MATERIAL SUPPLIED:
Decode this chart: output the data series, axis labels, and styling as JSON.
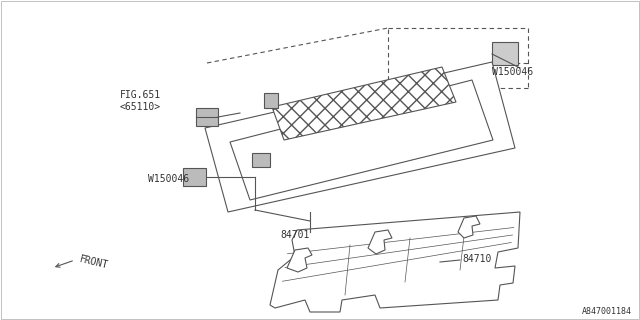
{
  "bg_color": "#ffffff",
  "line_color": "#555555",
  "text_color": "#333333",
  "part_number_bottom_right": "A847001184",
  "labels": {
    "fig651": "FIG.651",
    "fig651_sub": "<65110>",
    "w150046_top": "W150046",
    "w150046_bottom": "W150046",
    "part_84701": "84701",
    "part_84710": "84710",
    "front": "FRONT"
  },
  "figsize": [
    6.4,
    3.2
  ],
  "dpi": 100
}
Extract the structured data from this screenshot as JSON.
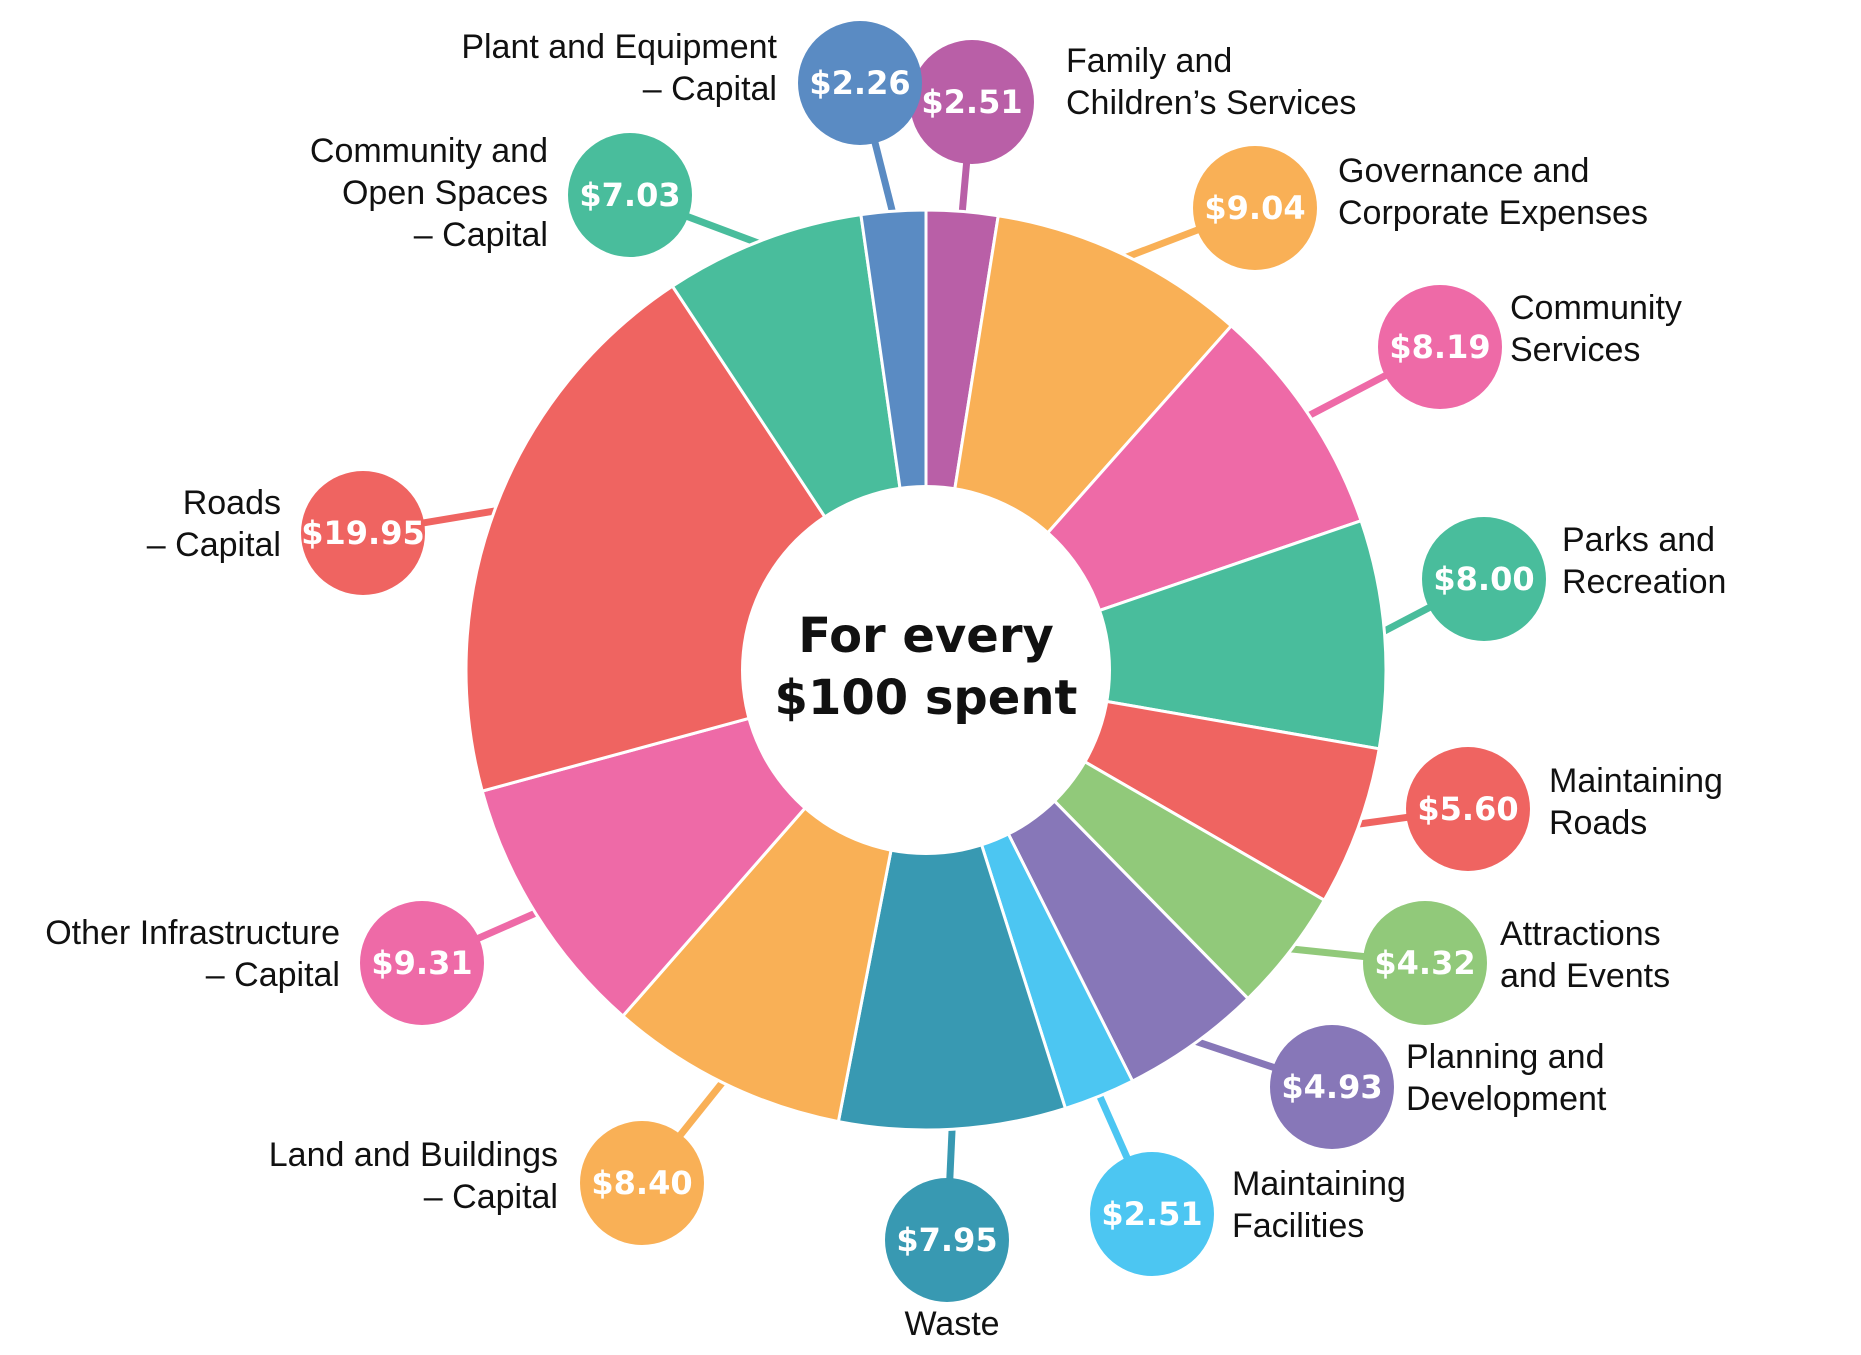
{
  "chart_data": {
    "type": "pie",
    "center_label": [
      "For every",
      "$100 spent"
    ],
    "slices": [
      {
        "label": [
          "Family and",
          "Children’s Services"
        ],
        "value": 2.51,
        "display": "$2.51",
        "color": "#b95fa7"
      },
      {
        "label": [
          "Governance and",
          "Corporate Expenses"
        ],
        "value": 9.04,
        "display": "$9.04",
        "color": "#f9b056"
      },
      {
        "label": [
          "Community",
          "Services"
        ],
        "value": 8.19,
        "display": "$8.19",
        "color": "#ee6aa7"
      },
      {
        "label": [
          "Parks and",
          "Recreation"
        ],
        "value": 8.0,
        "display": "$8.00",
        "color": "#49bd9c"
      },
      {
        "label": [
          "Maintaining",
          "Roads"
        ],
        "value": 5.6,
        "display": "$5.60",
        "color": "#ef6461"
      },
      {
        "label": [
          "Attractions",
          "and Events"
        ],
        "value": 4.32,
        "display": "$4.32",
        "color": "#91c97a"
      },
      {
        "label": [
          "Planning and",
          "Development"
        ],
        "value": 4.93,
        "display": "$4.93",
        "color": "#8777b8"
      },
      {
        "label": [
          "Maintaining",
          "Facilities"
        ],
        "value": 2.51,
        "display": "$2.51",
        "color": "#4cc6f2"
      },
      {
        "label": [
          "Waste"
        ],
        "value": 7.95,
        "display": "$7.95",
        "color": "#3899b2"
      },
      {
        "label": [
          "Land and Buildings",
          "– Capital"
        ],
        "value": 8.4,
        "display": "$8.40",
        "color": "#f9b056"
      },
      {
        "label": [
          "Other Infrastructure",
          "– Capital"
        ],
        "value": 9.31,
        "display": "$9.31",
        "color": "#ee6aa7"
      },
      {
        "label": [
          "Roads",
          "– Capital"
        ],
        "value": 19.95,
        "display": "$19.95",
        "color": "#ef6461"
      },
      {
        "label": [
          "Community and",
          "Open Spaces",
          "– Capital"
        ],
        "value": 7.03,
        "display": "$7.03",
        "color": "#49bd9c"
      },
      {
        "label": [
          "Plant and Equipment",
          "– Capital"
        ],
        "value": 2.26,
        "display": "$2.26",
        "color": "#5a8bc3"
      }
    ]
  }
}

WHAT IS EXPECTED:
Your copy of the data above should match it exactly, except that pictures are left out.

TASK SOLUTION:
Decode this chart: output the data series, axis labels, and styling as JSON.
{
  "bg_color": "#ffffff",
  "line_color": "#555555",
  "text_color": "#333333",
  "part_number_bottom_right": "A847001184",
  "labels": {
    "fig651": "FIG.651",
    "fig651_sub": "<65110>",
    "w150046_top": "W150046",
    "w150046_bottom": "W150046",
    "part_84701": "84701",
    "part_84710": "84710",
    "front": "FRONT"
  },
  "figsize": [
    6.4,
    3.2
  ],
  "dpi": 100
}
Extract the structured data from this screenshot as JSON.
{
  "chart_data": {
    "type": "pie",
    "center_label": [
      "For every",
      "$100 spent"
    ],
    "slices": [
      {
        "label": [
          "Family and",
          "Children’s Services"
        ],
        "value": 2.51,
        "display": "$2.51",
        "color": "#b95fa7"
      },
      {
        "label": [
          "Governance and",
          "Corporate Expenses"
        ],
        "value": 9.04,
        "display": "$9.04",
        "color": "#f9b056"
      },
      {
        "label": [
          "Community",
          "Services"
        ],
        "value": 8.19,
        "display": "$8.19",
        "color": "#ee6aa7"
      },
      {
        "label": [
          "Parks and",
          "Recreation"
        ],
        "value": 8.0,
        "display": "$8.00",
        "color": "#49bd9c"
      },
      {
        "label": [
          "Maintaining",
          "Roads"
        ],
        "value": 5.6,
        "display": "$5.60",
        "color": "#ef6461"
      },
      {
        "label": [
          "Attractions",
          "and Events"
        ],
        "value": 4.32,
        "display": "$4.32",
        "color": "#91c97a"
      },
      {
        "label": [
          "Planning and",
          "Development"
        ],
        "value": 4.93,
        "display": "$4.93",
        "color": "#8777b8"
      },
      {
        "label": [
          "Maintaining",
          "Facilities"
        ],
        "value": 2.51,
        "display": "$2.51",
        "color": "#4cc6f2"
      },
      {
        "label": [
          "Waste"
        ],
        "value": 7.95,
        "display": "$7.95",
        "color": "#3899b2"
      },
      {
        "label": [
          "Land and Buildings",
          "– Capital"
        ],
        "value": 8.4,
        "display": "$8.40",
        "color": "#f9b056"
      },
      {
        "label": [
          "Other Infrastructure",
          "– Capital"
        ],
        "value": 9.31,
        "display": "$9.31",
        "color": "#ee6aa7"
      },
      {
        "label": [
          "Roads",
          "– Capital"
        ],
        "value": 19.95,
        "display": "$19.95",
        "color": "#ef6461"
      },
      {
        "label": [
          "Community and",
          "Open Spaces",
          "– Capital"
        ],
        "value": 7.03,
        "display": "$7.03",
        "color": "#49bd9c"
      },
      {
        "label": [
          "Plant and Equipment",
          "– Capital"
        ],
        "value": 2.26,
        "display": "$2.26",
        "color": "#5a8bc3"
      }
    ]
  }
}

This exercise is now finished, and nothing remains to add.